Figure record listings:
++++++

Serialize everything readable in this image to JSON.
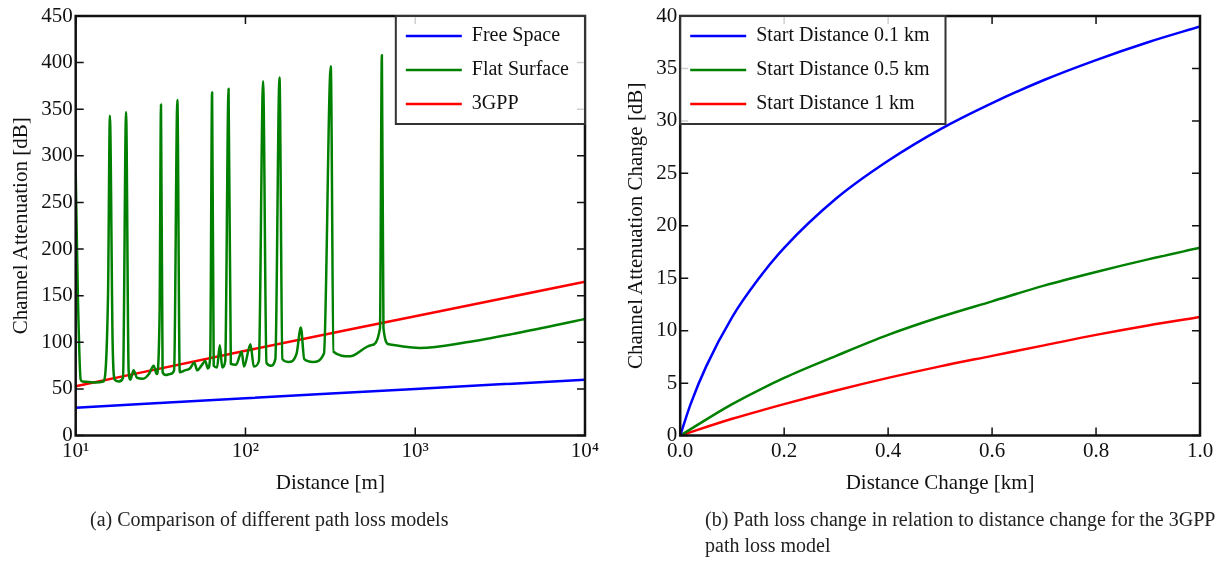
{
  "chart_data": [
    {
      "type": "line",
      "xlabel": "Distance [m]",
      "ylabel": "Channel Attenuation [dB]",
      "log": "x",
      "xlim": [
        10,
        10000
      ],
      "ylim": [
        0,
        450
      ],
      "xticks": [
        {
          "value": 10,
          "label": "10¹"
        },
        {
          "value": 100,
          "label": "10²"
        },
        {
          "value": 1000,
          "label": "10³"
        },
        {
          "value": 10000,
          "label": "10⁴"
        }
      ],
      "yticks": [
        0,
        50,
        100,
        150,
        200,
        250,
        300,
        350,
        400,
        450
      ],
      "grid": false,
      "legend": "top right",
      "marker": "none",
      "line_style": "solid",
      "annotations": [
        "(a) Comparison of different path loss models"
      ],
      "series": [
        {
          "name": "Free Space",
          "color": "#0000ff",
          "x": [
            10,
            100,
            1000,
            10000
          ],
          "values": [
            30,
            40,
            50,
            60
          ]
        },
        {
          "name": "Flat Surface",
          "color": "#008000",
          "x": [
            10,
            10.3,
            10.7,
            11,
            13,
            14.5,
            15.5,
            15.9,
            16.5,
            17,
            18,
            19,
            19.8,
            20.5,
            21,
            21.9,
            23,
            25,
            27,
            28.8,
            30,
            31.2,
            31.8,
            32.5,
            34,
            36,
            38,
            39.7,
            41,
            44,
            47,
            50,
            52,
            55,
            58,
            60,
            62,
            63.6,
            65,
            68,
            70.6,
            73,
            76,
            79.5,
            82,
            88,
            95,
            98,
            107,
            112,
            120,
            127,
            133,
            141,
            150,
            158.6,
            165,
            179,
            200,
            212,
            222,
            250,
            290,
            318,
            330,
            412,
            550,
            620,
            636,
            650,
            700,
            1070,
            2000,
            4000,
            10000
          ],
          "values": [
            282,
            150,
            60,
            58,
            57,
            58,
            150,
            343,
            100,
            60,
            58,
            62,
            347,
            70,
            60,
            70,
            62,
            61,
            66,
            75,
            66,
            130,
            355,
            68,
            65,
            66,
            70,
            360,
            68,
            70,
            72,
            78,
            70,
            75,
            80,
            72,
            85,
            368,
            75,
            73,
            97,
            73,
            80,
            372,
            77,
            76,
            90,
            74,
            98,
            74,
            80,
            380,
            78,
            75,
            82,
            384,
            82,
            79,
            88,
            116,
            82,
            79,
            88,
            396,
            90,
            85,
            97,
            115,
            408,
            115,
            98,
            94,
            100,
            110,
            125
          ]
        },
        {
          "name": "3GPP",
          "color": "#ff0000",
          "x": [
            10,
            100,
            1000,
            10000
          ],
          "values": [
            53,
            91,
            128,
            165
          ]
        }
      ]
    },
    {
      "type": "line",
      "xlabel": "Distance Change [km]",
      "ylabel": "Channel Attenuation Change [dB]",
      "xlim": [
        0,
        1
      ],
      "ylim": [
        0,
        40
      ],
      "xticks": [
        {
          "value": 0,
          "label": "0.0"
        },
        {
          "value": 0.2,
          "label": "0.2"
        },
        {
          "value": 0.4,
          "label": "0.4"
        },
        {
          "value": 0.6,
          "label": "0.6"
        },
        {
          "value": 0.8,
          "label": "0.8"
        },
        {
          "value": 1,
          "label": "1.0"
        }
      ],
      "yticks": [
        0,
        5,
        10,
        15,
        20,
        25,
        30,
        35,
        40
      ],
      "grid": false,
      "legend": "top left",
      "marker": "none",
      "line_style": "solid",
      "annotations": [
        "(b) Path loss change in relation to distance change for the 3GPP path loss model"
      ],
      "series": [
        {
          "name": "Start Distance 0.1 km",
          "color": "#0000ff",
          "x": [
            0,
            0.02,
            0.05,
            0.1,
            0.15,
            0.2,
            0.3,
            0.4,
            0.5,
            0.6,
            0.7,
            0.8,
            0.9,
            1
          ],
          "values": [
            0,
            3,
            6.6,
            11.3,
            14.9,
            17.9,
            22.6,
            26.2,
            29.2,
            31.7,
            33.9,
            35.8,
            37.5,
            39
          ]
        },
        {
          "name": "Start Distance 0.5 km",
          "color": "#008000",
          "x": [
            0,
            0.1,
            0.2,
            0.3,
            0.4,
            0.5,
            0.6,
            0.7,
            0.8,
            0.9,
            1
          ],
          "values": [
            0,
            3,
            5.5,
            7.6,
            9.6,
            11.3,
            12.8,
            14.3,
            15.6,
            16.8,
            17.9
          ]
        },
        {
          "name": "Start Distance 1 km",
          "color": "#ff0000",
          "x": [
            0,
            0.1,
            0.2,
            0.3,
            0.4,
            0.5,
            0.6,
            0.7,
            0.8,
            0.9,
            1
          ],
          "values": [
            0,
            1.6,
            3,
            4.3,
            5.5,
            6.6,
            7.6,
            8.6,
            9.6,
            10.5,
            11.3
          ]
        }
      ]
    }
  ]
}
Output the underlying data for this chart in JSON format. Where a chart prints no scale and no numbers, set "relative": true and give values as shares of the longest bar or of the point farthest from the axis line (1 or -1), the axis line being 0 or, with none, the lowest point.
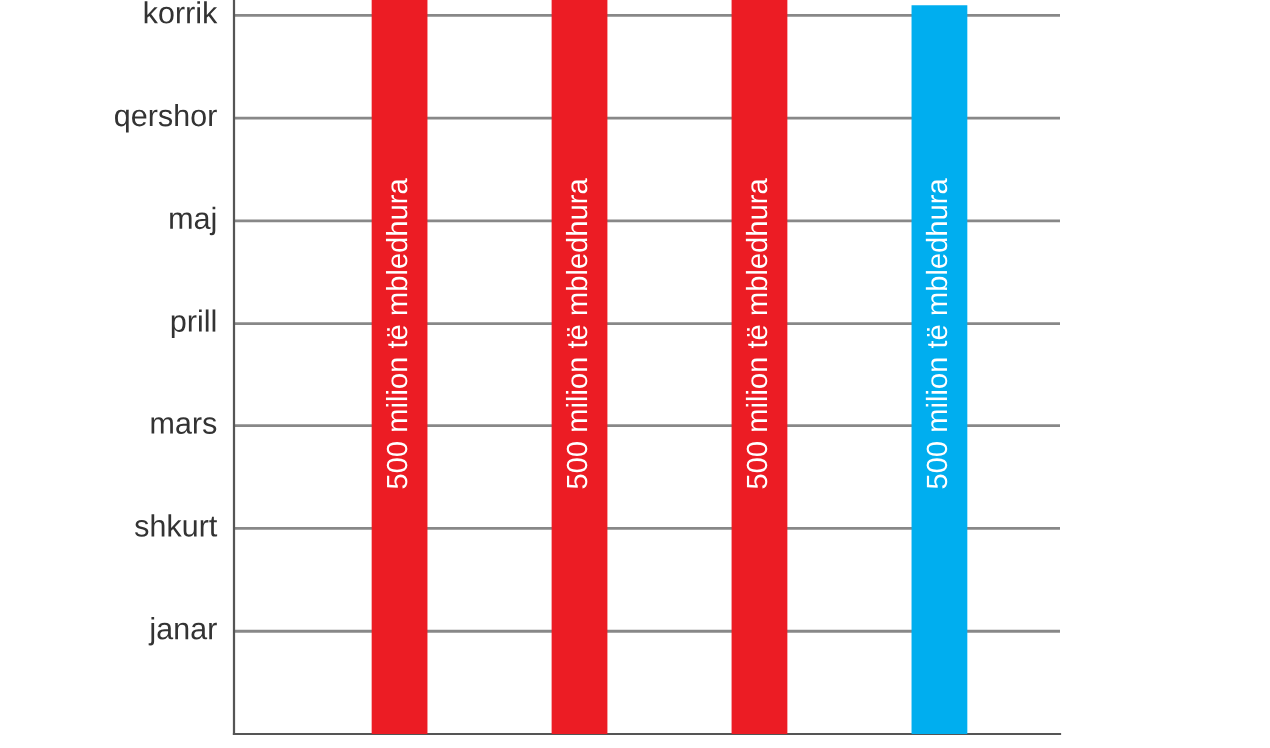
{
  "chart_data": {
    "type": "bar",
    "categories": [
      null,
      null,
      null,
      null
    ],
    "relative": true,
    "series": [
      {
        "colors": [
          "#ec1c24",
          "#ec1c24",
          "#ec1c24",
          "#00aeef"
        ],
        "values": [
          1,
          1,
          1,
          0.993
        ]
      }
    ],
    "annotations": [
      "500 milion të mbledhura",
      "500 milion të mbledhura",
      "500 milion të mbledhura",
      "500 milion të mbledhura"
    ],
    "ref_lines": [
      {
        "axis": "y",
        "value": 0.14,
        "label": "janar",
        "color": "#888888"
      },
      {
        "axis": "y",
        "value": 0.28,
        "label": "shkurt",
        "color": "#888888"
      },
      {
        "axis": "y",
        "value": 0.42,
        "label": "mars",
        "color": "#888888"
      },
      {
        "axis": "y",
        "value": 0.559,
        "label": "prill",
        "color": "#888888"
      },
      {
        "axis": "y",
        "value": 0.699,
        "label": "maj",
        "color": "#888888"
      },
      {
        "axis": "y",
        "value": 0.839,
        "label": "qershor",
        "color": "#888888"
      },
      {
        "axis": "y",
        "value": 0.979,
        "label": "korrik",
        "color": "#888888"
      }
    ]
  }
}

++++++

TASK DETAILS
The data should be printed again unchanged; leave its pictures out.

OUTPUT BELOW
Serialize everything readable in this image to JSON.
{
  "chart_data": [
    {
      "type": "line",
      "xlabel": "Distance [m]",
      "ylabel": "Channel Attenuation [dB]",
      "log": "x",
      "xlim": [
        10,
        10000
      ],
      "ylim": [
        0,
        450
      ],
      "xticks": [
        {
          "value": 10,
          "label": "10¹"
        },
        {
          "value": 100,
          "label": "10²"
        },
        {
          "value": 1000,
          "label": "10³"
        },
        {
          "value": 10000,
          "label": "10⁴"
        }
      ],
      "yticks": [
        0,
        50,
        100,
        150,
        200,
        250,
        300,
        350,
        400,
        450
      ],
      "grid": false,
      "legend": "top right",
      "marker": "none",
      "line_style": "solid",
      "annotations": [
        "(a) Comparison of different path loss models"
      ],
      "series": [
        {
          "name": "Free Space",
          "color": "#0000ff",
          "x": [
            10,
            100,
            1000,
            10000
          ],
          "values": [
            30,
            40,
            50,
            60
          ]
        },
        {
          "name": "Flat Surface",
          "color": "#008000",
          "x": [
            10,
            10.3,
            10.7,
            11,
            13,
            14.5,
            15.5,
            15.9,
            16.5,
            17,
            18,
            19,
            19.8,
            20.5,
            21,
            21.9,
            23,
            25,
            27,
            28.8,
            30,
            31.2,
            31.8,
            32.5,
            34,
            36,
            38,
            39.7,
            41,
            44,
            47,
            50,
            52,
            55,
            58,
            60,
            62,
            63.6,
            65,
            68,
            70.6,
            73,
            76,
            79.5,
            82,
            88,
            95,
            98,
            107,
            112,
            120,
            127,
            133,
            141,
            150,
            158.6,
            165,
            179,
            200,
            212,
            222,
            250,
            290,
            318,
            330,
            412,
            550,
            620,
            636,
            650,
            700,
            1070,
            2000,
            4000,
            10000
          ],
          "values": [
            282,
            150,
            60,
            58,
            57,
            58,
            150,
            343,
            100,
            60,
            58,
            62,
            347,
            70,
            60,
            70,
            62,
            61,
            66,
            75,
            66,
            130,
            355,
            68,
            65,
            66,
            70,
            360,
            68,
            70,
            72,
            78,
            70,
            75,
            80,
            72,
            85,
            368,
            75,
            73,
            97,
            73,
            80,
            372,
            77,
            76,
            90,
            74,
            98,
            74,
            80,
            380,
            78,
            75,
            82,
            384,
            82,
            79,
            88,
            116,
            82,
            79,
            88,
            396,
            90,
            85,
            97,
            115,
            408,
            115,
            98,
            94,
            100,
            110,
            125
          ]
        },
        {
          "name": "3GPP",
          "color": "#ff0000",
          "x": [
            10,
            100,
            1000,
            10000
          ],
          "values": [
            53,
            91,
            128,
            165
          ]
        }
      ]
    },
    {
      "type": "line",
      "xlabel": "Distance Change [km]",
      "ylabel": "Channel Attenuation Change [dB]",
      "xlim": [
        0,
        1
      ],
      "ylim": [
        0,
        40
      ],
      "xticks": [
        {
          "value": 0,
          "label": "0.0"
        },
        {
          "value": 0.2,
          "label": "0.2"
        },
        {
          "value": 0.4,
          "label": "0.4"
        },
        {
          "value": 0.6,
          "label": "0.6"
        },
        {
          "value": 0.8,
          "label": "0.8"
        },
        {
          "value": 1,
          "label": "1.0"
        }
      ],
      "yticks": [
        0,
        5,
        10,
        15,
        20,
        25,
        30,
        35,
        40
      ],
      "grid": false,
      "legend": "top left",
      "marker": "none",
      "line_style": "solid",
      "annotations": [
        "(b) Path loss change in relation to distance change for the 3GPP path loss model"
      ],
      "series": [
        {
          "name": "Start Distance 0.1 km",
          "color": "#0000ff",
          "x": [
            0,
            0.02,
            0.05,
            0.1,
            0.15,
            0.2,
            0.3,
            0.4,
            0.5,
            0.6,
            0.7,
            0.8,
            0.9,
            1
          ],
          "values": [
            0,
            3,
            6.6,
            11.3,
            14.9,
            17.9,
            22.6,
            26.2,
            29.2,
            31.7,
            33.9,
            35.8,
            37.5,
            39
          ]
        },
        {
          "name": "Start Distance 0.5 km",
          "color": "#008000",
          "x": [
            0,
            0.1,
            0.2,
            0.3,
            0.4,
            0.5,
            0.6,
            0.7,
            0.8,
            0.9,
            1
          ],
          "values": [
            0,
            3,
            5.5,
            7.6,
            9.6,
            11.3,
            12.8,
            14.3,
            15.6,
            16.8,
            17.9
          ]
        },
        {
          "name": "Start Distance 1 km",
          "color": "#ff0000",
          "x": [
            0,
            0.1,
            0.2,
            0.3,
            0.4,
            0.5,
            0.6,
            0.7,
            0.8,
            0.9,
            1
          ],
          "values": [
            0,
            1.6,
            3,
            4.3,
            5.5,
            6.6,
            7.6,
            8.6,
            9.6,
            10.5,
            11.3
          ]
        }
      ]
    }
  ]
}
Output the underlying data for this chart in JSON format. Where a chart prints no scale and no numbers, set "relative": true and give values as shares of the longest bar or of the point farthest from the axis line (1 or -1), the axis line being 0 or, with none, the lowest point.
{
  "chart_data": {
    "type": "bar",
    "categories": [
      null,
      null,
      null,
      null
    ],
    "relative": true,
    "series": [
      {
        "colors": [
          "#ec1c24",
          "#ec1c24",
          "#ec1c24",
          "#00aeef"
        ],
        "values": [
          1,
          1,
          1,
          0.993
        ]
      }
    ],
    "annotations": [
      "500 milion të mbledhura",
      "500 milion të mbledhura",
      "500 milion të mbledhura",
      "500 milion të mbledhura"
    ],
    "ref_lines": [
      {
        "axis": "y",
        "value": 0.14,
        "label": "janar",
        "color": "#888888"
      },
      {
        "axis": "y",
        "value": 0.28,
        "label": "shkurt",
        "color": "#888888"
      },
      {
        "axis": "y",
        "value": 0.42,
        "label": "mars",
        "color": "#888888"
      },
      {
        "axis": "y",
        "value": 0.559,
        "label": "prill",
        "color": "#888888"
      },
      {
        "axis": "y",
        "value": 0.699,
        "label": "maj",
        "color": "#888888"
      },
      {
        "axis": "y",
        "value": 0.839,
        "label": "qershor",
        "color": "#888888"
      },
      {
        "axis": "y",
        "value": 0.979,
        "label": "korrik",
        "color": "#888888"
      }
    ]
  }
}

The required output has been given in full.